— START DATA PROVIDED —

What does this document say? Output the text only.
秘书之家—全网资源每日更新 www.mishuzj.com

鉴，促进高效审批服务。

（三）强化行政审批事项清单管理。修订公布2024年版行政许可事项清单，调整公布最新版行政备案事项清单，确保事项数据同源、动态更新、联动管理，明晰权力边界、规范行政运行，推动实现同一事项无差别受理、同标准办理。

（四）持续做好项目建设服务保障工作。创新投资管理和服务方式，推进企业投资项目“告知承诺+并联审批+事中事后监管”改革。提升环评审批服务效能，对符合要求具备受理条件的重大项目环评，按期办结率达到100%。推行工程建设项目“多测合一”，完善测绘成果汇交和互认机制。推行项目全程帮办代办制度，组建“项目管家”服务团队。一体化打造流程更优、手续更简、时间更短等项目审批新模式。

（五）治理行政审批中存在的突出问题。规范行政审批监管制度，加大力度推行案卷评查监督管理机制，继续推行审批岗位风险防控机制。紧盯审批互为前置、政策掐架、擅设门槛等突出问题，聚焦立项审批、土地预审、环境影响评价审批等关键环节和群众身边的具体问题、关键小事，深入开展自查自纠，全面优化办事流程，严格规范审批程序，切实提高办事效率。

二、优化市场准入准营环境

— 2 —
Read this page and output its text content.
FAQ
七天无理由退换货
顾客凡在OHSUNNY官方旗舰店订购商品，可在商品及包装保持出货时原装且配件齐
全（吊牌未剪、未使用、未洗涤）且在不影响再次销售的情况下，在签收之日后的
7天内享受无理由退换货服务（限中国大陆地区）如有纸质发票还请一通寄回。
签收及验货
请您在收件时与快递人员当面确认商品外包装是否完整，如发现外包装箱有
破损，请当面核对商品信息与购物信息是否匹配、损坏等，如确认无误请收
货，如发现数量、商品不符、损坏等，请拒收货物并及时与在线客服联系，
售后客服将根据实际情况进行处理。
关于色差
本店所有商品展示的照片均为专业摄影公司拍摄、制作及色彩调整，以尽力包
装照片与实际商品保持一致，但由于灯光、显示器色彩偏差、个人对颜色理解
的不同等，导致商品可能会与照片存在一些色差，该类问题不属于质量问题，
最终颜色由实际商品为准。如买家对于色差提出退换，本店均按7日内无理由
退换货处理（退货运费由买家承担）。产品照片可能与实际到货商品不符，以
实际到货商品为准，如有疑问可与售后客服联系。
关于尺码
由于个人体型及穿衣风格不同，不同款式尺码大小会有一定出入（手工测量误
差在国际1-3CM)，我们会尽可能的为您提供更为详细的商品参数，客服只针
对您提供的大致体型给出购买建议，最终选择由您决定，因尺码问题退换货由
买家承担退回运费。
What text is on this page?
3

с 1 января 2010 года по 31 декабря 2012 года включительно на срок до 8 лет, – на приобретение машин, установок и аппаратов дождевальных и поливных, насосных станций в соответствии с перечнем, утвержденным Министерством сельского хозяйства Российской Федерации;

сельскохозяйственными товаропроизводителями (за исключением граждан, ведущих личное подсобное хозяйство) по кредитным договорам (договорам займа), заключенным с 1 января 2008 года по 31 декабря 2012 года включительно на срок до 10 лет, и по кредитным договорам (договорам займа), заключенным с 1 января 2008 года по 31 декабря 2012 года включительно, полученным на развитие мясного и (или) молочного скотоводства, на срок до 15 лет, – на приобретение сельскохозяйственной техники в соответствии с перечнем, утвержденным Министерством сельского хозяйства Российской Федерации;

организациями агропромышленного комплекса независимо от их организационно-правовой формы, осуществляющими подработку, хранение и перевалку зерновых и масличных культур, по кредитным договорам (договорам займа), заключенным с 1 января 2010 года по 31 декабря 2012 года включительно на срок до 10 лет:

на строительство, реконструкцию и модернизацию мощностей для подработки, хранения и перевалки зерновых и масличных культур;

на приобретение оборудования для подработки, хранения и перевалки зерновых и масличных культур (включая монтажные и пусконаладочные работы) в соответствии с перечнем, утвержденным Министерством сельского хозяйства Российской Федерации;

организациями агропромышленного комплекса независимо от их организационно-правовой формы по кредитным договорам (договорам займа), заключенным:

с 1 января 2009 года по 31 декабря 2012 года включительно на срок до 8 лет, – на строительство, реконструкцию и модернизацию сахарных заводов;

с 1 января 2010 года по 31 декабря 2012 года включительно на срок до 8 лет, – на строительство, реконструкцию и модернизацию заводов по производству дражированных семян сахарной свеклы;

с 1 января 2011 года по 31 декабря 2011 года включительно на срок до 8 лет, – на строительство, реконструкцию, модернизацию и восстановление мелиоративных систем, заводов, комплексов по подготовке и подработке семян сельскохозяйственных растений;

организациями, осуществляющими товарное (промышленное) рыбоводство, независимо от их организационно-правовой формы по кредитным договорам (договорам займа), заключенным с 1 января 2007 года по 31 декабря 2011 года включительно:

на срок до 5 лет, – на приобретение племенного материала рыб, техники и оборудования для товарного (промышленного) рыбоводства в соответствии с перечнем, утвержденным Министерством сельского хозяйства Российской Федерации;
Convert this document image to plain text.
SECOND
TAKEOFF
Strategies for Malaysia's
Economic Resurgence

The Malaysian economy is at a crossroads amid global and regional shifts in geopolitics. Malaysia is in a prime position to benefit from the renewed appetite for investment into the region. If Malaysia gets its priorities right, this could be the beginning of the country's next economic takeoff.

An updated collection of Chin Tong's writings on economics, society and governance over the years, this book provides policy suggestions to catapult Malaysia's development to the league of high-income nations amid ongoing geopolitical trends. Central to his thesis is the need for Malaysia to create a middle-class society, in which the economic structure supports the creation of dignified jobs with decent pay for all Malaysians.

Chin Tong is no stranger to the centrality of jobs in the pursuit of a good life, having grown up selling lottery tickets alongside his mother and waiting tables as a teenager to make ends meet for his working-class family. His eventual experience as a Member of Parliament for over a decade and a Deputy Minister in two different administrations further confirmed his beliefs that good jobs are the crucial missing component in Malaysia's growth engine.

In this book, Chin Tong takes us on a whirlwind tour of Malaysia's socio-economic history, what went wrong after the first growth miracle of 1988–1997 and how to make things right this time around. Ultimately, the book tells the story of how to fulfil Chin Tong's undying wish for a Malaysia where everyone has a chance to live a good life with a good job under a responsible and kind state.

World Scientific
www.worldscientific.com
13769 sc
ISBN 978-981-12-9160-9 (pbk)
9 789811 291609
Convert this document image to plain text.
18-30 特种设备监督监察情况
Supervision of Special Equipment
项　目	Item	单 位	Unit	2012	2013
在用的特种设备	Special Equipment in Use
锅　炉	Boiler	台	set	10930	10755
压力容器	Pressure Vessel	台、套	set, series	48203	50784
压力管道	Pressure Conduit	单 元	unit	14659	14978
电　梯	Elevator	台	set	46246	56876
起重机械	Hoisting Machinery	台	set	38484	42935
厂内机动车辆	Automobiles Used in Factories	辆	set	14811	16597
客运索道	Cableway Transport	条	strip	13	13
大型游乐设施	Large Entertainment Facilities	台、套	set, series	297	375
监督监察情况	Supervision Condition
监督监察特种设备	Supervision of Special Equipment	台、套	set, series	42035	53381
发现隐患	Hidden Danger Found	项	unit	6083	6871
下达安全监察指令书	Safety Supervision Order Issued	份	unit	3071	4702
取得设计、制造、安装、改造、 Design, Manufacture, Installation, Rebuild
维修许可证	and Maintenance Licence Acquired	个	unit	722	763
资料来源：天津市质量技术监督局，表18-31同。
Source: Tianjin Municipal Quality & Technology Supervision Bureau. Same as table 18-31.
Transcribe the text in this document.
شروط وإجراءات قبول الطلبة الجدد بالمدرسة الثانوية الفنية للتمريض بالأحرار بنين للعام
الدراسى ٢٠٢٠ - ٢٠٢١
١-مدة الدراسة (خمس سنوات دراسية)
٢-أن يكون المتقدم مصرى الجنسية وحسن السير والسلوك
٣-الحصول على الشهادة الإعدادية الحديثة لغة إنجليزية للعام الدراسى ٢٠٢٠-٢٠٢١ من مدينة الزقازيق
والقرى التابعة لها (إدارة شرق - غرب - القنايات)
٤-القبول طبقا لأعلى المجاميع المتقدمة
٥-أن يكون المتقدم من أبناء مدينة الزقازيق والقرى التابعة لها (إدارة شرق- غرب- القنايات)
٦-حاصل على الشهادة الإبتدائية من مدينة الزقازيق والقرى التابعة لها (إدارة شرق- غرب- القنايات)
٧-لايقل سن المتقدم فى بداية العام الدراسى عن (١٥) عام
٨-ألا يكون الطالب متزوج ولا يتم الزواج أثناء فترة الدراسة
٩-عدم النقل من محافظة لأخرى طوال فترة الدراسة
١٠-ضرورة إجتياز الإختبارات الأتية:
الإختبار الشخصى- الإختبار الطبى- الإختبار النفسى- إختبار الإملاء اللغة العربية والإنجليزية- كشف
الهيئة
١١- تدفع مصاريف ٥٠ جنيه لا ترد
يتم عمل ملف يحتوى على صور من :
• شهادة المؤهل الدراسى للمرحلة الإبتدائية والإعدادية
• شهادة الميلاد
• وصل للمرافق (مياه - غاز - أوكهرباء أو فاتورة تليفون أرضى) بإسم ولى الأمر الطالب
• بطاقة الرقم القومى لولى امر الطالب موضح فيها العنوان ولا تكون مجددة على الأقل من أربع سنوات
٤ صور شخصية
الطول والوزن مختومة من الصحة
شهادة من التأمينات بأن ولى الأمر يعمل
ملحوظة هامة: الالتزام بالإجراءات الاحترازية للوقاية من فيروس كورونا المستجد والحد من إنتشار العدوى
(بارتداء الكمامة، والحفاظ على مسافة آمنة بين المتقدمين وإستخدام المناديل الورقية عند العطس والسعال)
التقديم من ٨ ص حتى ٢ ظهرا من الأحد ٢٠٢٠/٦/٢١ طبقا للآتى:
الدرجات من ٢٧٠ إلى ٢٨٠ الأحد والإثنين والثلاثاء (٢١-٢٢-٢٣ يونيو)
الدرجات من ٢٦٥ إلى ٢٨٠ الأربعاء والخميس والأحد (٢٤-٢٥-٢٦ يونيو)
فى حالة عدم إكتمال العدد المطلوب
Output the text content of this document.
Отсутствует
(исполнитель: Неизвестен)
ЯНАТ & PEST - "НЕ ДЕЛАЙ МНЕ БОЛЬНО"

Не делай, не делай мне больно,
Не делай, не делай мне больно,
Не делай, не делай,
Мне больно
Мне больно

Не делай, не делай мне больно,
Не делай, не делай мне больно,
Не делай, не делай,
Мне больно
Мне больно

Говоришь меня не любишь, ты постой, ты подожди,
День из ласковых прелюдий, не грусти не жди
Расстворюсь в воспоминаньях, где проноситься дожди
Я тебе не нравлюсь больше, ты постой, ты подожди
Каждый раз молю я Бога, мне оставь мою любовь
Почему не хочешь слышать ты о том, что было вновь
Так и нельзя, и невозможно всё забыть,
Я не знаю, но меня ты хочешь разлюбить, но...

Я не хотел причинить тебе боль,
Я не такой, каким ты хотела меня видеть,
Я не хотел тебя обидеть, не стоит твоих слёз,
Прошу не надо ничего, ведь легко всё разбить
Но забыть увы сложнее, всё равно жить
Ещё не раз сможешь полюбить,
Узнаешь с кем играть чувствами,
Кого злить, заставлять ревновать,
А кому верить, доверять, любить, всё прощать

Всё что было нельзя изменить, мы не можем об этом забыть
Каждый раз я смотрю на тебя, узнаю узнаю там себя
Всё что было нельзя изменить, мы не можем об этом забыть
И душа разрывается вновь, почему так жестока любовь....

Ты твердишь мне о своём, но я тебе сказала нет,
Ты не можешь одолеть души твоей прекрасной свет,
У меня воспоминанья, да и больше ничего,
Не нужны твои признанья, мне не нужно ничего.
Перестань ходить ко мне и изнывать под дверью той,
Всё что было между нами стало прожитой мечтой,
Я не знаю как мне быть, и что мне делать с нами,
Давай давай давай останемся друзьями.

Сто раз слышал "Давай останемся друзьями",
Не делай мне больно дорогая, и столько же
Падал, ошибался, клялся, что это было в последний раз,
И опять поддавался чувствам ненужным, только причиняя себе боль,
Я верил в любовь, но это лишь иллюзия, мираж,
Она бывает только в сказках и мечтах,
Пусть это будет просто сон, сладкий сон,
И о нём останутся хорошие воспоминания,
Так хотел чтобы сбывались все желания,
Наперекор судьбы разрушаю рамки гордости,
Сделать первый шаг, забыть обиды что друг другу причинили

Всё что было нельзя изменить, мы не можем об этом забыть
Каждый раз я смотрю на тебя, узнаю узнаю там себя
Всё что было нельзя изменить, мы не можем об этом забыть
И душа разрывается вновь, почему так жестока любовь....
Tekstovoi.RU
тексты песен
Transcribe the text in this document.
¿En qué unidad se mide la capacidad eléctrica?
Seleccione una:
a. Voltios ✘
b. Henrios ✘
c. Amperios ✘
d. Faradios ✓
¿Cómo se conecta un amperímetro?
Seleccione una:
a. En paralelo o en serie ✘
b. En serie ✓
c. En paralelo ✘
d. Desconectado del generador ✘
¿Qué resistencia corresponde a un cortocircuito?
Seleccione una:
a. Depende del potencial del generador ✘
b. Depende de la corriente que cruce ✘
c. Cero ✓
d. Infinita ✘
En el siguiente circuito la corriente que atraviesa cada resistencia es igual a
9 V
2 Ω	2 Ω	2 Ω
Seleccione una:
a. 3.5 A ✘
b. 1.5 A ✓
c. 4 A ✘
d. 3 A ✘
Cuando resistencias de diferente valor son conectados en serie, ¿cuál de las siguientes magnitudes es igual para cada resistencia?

— END DATA PROVIDED —

THE PROBLEM: Pick out each line containing "Depende" and report it.

CORRECT RESPONSE:
a. Depende del potencial del generador ✘
b. Depende de la corriente que cruce ✘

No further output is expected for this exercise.